EXERCISE OBJECTIVE
Reproduce all lines of the listing below in which the word "служебных" occurs.

┄┄┄┄┄┄┄┄┄┄┄┄┄┄┄┄┄┄┄┄

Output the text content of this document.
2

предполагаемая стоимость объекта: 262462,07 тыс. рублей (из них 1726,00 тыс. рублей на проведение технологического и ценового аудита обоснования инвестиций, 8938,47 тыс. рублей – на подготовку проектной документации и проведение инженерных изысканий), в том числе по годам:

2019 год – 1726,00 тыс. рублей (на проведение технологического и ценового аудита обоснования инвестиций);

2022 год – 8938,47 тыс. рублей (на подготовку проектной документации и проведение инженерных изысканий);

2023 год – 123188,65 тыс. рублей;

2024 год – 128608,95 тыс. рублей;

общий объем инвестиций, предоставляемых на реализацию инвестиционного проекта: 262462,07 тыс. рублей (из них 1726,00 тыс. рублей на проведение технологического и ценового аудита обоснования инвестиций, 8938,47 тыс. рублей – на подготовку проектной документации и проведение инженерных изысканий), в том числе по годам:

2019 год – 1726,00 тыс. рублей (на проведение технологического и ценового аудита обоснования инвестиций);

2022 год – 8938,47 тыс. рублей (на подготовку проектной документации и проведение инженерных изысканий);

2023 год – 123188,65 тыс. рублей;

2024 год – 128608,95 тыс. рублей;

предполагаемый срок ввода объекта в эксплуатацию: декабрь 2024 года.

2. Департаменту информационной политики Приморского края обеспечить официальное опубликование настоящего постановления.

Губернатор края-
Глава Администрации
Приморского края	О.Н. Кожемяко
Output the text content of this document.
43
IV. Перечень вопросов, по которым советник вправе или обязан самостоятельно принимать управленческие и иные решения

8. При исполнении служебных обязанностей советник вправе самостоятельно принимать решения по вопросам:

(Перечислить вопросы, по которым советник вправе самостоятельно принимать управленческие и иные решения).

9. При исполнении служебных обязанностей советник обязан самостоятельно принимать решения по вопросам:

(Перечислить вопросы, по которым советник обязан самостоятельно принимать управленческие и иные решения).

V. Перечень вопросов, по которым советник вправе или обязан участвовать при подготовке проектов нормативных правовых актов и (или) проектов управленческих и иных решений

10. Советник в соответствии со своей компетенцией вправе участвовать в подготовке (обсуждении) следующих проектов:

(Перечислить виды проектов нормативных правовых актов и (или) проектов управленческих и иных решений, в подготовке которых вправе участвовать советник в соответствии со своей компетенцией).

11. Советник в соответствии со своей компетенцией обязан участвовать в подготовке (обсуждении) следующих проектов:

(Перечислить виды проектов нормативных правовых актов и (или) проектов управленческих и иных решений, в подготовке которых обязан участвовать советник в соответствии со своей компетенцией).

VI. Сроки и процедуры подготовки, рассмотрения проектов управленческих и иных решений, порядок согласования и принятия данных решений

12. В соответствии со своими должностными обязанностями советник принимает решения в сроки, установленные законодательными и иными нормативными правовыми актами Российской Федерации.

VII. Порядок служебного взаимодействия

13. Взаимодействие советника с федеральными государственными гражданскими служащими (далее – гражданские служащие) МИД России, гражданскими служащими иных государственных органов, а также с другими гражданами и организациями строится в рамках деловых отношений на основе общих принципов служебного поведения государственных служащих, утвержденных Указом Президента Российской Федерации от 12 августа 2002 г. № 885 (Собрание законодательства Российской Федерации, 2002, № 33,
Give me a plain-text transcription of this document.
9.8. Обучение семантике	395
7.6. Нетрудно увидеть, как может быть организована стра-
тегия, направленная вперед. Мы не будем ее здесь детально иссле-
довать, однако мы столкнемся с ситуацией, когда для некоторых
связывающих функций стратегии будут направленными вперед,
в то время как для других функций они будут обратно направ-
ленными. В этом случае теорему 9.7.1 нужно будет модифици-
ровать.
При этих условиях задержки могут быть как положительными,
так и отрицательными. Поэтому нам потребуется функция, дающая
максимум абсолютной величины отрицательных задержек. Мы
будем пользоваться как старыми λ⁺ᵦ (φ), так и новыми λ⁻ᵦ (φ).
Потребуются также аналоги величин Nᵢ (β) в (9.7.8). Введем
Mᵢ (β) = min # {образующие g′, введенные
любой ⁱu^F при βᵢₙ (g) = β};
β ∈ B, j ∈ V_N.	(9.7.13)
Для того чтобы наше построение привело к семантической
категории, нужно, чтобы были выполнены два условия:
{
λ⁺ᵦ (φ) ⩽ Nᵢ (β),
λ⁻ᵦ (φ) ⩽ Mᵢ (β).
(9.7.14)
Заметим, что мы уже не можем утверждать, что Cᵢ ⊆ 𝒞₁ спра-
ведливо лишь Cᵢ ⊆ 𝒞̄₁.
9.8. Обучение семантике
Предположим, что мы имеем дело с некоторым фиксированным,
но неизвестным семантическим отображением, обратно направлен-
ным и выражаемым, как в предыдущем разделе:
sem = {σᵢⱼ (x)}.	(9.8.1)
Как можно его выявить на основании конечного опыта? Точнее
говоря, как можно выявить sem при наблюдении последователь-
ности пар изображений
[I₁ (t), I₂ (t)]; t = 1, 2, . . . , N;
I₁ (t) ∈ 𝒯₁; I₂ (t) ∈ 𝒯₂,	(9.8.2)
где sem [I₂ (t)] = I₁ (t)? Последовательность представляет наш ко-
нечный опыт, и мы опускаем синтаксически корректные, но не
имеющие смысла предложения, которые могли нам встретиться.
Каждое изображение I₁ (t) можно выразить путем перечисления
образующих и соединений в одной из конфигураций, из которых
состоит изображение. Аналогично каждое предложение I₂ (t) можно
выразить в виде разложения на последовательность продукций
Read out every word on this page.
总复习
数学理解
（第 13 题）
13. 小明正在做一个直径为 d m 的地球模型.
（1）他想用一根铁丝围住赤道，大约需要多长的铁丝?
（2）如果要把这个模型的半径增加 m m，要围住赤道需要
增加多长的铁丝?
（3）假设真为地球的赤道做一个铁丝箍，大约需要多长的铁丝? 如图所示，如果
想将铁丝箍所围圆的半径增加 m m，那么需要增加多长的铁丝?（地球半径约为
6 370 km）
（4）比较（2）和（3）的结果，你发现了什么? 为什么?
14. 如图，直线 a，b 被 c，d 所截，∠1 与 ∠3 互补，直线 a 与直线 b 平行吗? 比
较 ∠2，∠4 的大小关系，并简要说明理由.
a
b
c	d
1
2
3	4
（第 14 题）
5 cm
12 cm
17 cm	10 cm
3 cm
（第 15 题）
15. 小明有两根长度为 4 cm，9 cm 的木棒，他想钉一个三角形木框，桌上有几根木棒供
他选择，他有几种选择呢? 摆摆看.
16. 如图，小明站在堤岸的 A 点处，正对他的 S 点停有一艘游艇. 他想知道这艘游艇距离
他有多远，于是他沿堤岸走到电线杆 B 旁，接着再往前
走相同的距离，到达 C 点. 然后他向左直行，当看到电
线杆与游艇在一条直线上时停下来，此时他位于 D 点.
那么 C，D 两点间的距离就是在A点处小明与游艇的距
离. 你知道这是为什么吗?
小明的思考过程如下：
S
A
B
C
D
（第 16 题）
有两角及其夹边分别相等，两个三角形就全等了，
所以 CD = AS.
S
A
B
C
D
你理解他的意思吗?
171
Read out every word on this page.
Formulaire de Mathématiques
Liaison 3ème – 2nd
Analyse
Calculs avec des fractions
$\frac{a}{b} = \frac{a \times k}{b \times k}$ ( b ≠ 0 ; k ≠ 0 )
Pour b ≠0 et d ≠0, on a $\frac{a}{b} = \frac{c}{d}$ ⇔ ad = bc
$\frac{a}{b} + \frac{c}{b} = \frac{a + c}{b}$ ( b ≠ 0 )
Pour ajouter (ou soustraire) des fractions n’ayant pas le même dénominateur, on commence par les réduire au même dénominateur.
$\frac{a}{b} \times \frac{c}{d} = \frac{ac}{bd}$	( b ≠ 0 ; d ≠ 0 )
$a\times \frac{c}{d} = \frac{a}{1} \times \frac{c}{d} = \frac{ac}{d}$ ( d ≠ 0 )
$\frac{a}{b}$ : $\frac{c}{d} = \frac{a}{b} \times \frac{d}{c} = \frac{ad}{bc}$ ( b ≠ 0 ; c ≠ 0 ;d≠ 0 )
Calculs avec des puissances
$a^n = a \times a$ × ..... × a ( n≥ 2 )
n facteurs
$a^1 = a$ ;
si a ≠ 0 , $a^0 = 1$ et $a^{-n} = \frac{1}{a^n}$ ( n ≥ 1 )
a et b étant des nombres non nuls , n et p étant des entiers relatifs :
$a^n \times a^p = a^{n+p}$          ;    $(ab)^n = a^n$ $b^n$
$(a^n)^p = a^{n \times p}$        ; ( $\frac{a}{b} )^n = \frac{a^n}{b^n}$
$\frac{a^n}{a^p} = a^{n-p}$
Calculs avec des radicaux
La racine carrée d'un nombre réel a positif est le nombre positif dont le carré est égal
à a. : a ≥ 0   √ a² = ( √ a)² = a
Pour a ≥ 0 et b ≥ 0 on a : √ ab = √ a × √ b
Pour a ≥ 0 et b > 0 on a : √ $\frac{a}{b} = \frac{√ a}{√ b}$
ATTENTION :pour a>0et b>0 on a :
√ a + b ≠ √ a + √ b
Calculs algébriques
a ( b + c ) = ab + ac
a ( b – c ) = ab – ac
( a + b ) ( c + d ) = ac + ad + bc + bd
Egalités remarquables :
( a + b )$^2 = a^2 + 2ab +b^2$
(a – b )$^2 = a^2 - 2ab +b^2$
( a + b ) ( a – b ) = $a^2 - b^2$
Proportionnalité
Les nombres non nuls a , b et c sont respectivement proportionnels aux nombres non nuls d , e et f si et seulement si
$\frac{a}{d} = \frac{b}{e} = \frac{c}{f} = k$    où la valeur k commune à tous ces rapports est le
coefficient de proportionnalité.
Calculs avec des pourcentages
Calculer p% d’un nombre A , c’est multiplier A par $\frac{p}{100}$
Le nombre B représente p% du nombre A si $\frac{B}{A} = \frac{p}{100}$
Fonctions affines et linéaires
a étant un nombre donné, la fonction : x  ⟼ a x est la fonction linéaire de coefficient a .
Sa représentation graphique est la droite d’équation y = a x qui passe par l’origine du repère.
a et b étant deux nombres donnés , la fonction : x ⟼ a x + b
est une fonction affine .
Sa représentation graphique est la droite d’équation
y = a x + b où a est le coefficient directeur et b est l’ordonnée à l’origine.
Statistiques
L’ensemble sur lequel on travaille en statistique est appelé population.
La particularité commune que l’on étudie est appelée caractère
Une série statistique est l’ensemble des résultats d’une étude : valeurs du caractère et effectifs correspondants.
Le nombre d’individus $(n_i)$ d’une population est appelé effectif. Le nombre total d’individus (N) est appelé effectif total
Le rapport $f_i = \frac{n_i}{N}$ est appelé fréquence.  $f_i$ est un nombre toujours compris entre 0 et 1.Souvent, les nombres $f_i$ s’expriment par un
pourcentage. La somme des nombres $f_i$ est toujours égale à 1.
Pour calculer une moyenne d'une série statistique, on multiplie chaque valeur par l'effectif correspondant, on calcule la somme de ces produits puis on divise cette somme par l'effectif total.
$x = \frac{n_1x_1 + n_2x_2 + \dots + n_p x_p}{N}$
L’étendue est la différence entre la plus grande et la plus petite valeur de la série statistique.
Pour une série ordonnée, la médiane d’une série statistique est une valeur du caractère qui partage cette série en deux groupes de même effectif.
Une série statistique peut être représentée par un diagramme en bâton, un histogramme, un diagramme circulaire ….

┄┄┄┄┄┄┄┄┄┄┄┄┄┄┄┄┄┄┄┄

FULL RESPONSE
8. При исполнении служебных обязанностей советник вправе самостоятельно принимать решения по вопросам:
9. При исполнении служебных обязанностей советник обязан самостоятельно принимать решения по вопросам:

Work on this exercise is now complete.